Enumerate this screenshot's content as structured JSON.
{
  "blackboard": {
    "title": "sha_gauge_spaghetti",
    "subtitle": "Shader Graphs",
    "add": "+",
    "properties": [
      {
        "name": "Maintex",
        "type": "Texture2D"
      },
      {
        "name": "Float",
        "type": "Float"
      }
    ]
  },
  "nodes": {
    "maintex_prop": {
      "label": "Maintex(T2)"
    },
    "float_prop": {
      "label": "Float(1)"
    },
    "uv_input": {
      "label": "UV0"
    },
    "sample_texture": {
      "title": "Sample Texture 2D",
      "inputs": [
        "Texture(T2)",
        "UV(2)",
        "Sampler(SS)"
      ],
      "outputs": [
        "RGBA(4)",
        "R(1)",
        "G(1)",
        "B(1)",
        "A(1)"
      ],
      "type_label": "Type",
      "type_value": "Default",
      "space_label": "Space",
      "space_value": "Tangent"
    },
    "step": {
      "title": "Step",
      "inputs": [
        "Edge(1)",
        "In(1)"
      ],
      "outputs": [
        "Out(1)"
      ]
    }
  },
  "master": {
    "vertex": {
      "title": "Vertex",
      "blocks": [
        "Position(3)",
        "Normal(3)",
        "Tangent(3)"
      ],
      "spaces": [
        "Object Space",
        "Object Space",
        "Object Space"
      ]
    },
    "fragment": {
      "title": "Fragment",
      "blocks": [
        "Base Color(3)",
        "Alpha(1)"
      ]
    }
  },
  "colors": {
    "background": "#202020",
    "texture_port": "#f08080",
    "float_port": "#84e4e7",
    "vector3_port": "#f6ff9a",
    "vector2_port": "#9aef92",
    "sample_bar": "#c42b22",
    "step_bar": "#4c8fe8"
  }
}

________________________________________

■ Task directions ■
Every record above should be copied exactly.

■ Output below ■
Enumerate this screenshot's content as structured JSON.
{
  "blackboard": {
    "title": "sha_gauge_spaghetti",
    "subtitle": "Shader Graphs",
    "add": "+",
    "properties": [
      {
        "name": "Maintex",
        "type": "Texture2D"
      },
      {
        "name": "Float",
        "type": "Float"
      }
    ]
  },
  "nodes": {
    "maintex_prop": {
      "label": "Maintex(T2)"
    },
    "float_prop": {
      "label": "Float(1)"
    },
    "uv_input": {
      "label": "UV0"
    },
    "sample_texture": {
      "title": "Sample Texture 2D",
      "inputs": [
        "Texture(T2)",
        "UV(2)",
        "Sampler(SS)"
      ],
      "outputs": [
        "RGBA(4)",
        "R(1)",
        "G(1)",
        "B(1)",
        "A(1)"
      ],
      "type_label": "Type",
      "type_value": "Default",
      "space_label": "Space",
      "space_value": "Tangent"
    },
    "step": {
      "title": "Step",
      "inputs": [
        "Edge(1)",
        "In(1)"
      ],
      "outputs": [
        "Out(1)"
      ]
    }
  },
  "master": {
    "vertex": {
      "title": "Vertex",
      "blocks": [
        "Position(3)",
        "Normal(3)",
        "Tangent(3)"
      ],
      "spaces": [
        "Object Space",
        "Object Space",
        "Object Space"
      ]
    },
    "fragment": {
      "title": "Fragment",
      "blocks": [
        "Base Color(3)",
        "Alpha(1)"
      ]
    }
  },
  "colors": {
    "background": "#202020",
    "texture_port": "#f08080",
    "float_port": "#84e4e7",
    "vector3_port": "#f6ff9a",
    "vector2_port": "#9aef92",
    "sample_bar": "#c42b22",
    "step_bar": "#4c8fe8"
  }
}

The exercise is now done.